◆ **Task statement**:
Gather the lines that hold the string "class".

◆ **Entries provided**:
━━━━━━━━━━
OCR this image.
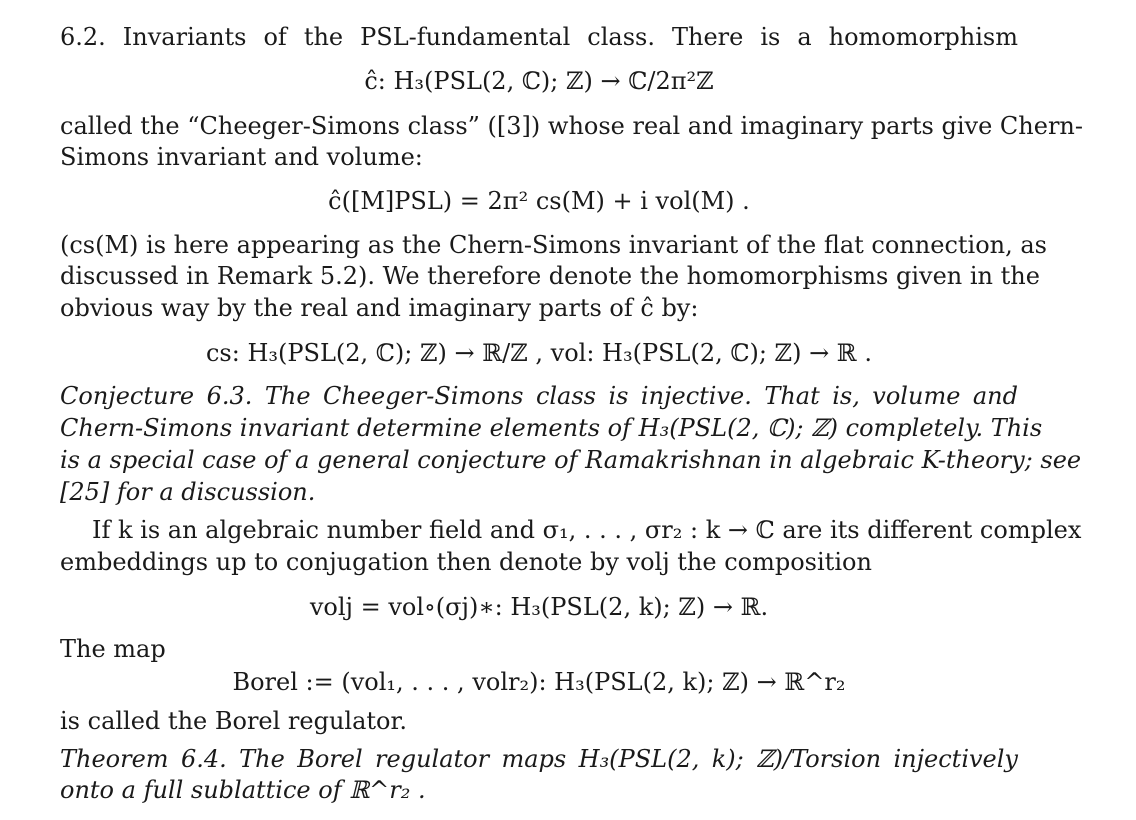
6.2. Invariants of the PSL-fundamental class. There is a homomorphism
ĉ: H₃(PSL(2, ℂ); ℤ) → ℂ/2π²ℤ
called the “Cheeger-Simons class” ([3]) whose real and imaginary parts give Chern-
Simons invariant and volume:
ĉ([M]PSL) = 2π² cs(M) + i vol(M) .
(cs(M) is here appearing as the Chern-Simons invariant of the flat connection, as
discussed in Remark 5.2). We therefore denote the homomorphisms given in the
obvious way by the real and imaginary parts of ĉ by:
cs: H₃(PSL(2, ℂ); ℤ) → ℝ/ℤ , vol: H₃(PSL(2, ℂ); ℤ) → ℝ .
Conjecture 6.3. The Cheeger-Simons class is injective. That is, volume and
Chern-Simons invariant determine elements of H₃(PSL(2, ℂ); ℤ) completely. This
is a special case of a general conjecture of Ramakrishnan in algebraic K-theory; see
[25] for a discussion.
If k is an algebraic number field and σ₁, . . . , σr₂ : k → ℂ are its different complex
embeddings up to conjugation then denote by volj the composition
volj = vol∘(σj)∗: H₃(PSL(2, k); ℤ) → ℝ.
The map
Borel := (vol₁, . . . , volr₂): H₃(PSL(2, k); ℤ) → ℝ^r₂
is called the Borel regulator.
Theorem 6.4. The Borel regulator maps H₃(PSL(2, k); ℤ)/Torsion injectively
onto a full sublattice of ℝ^r₂ .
━━━━━━━━━━
◆ **Answer to the exercise**:
6.2. Invariants of the PSL-fundamental class. There is a homomorphism
called the “Cheeger-Simons class” ([3]) whose real and imaginary parts give Chern-
Conjecture 6.3. The Cheeger-Simons class is injective. That is, volume and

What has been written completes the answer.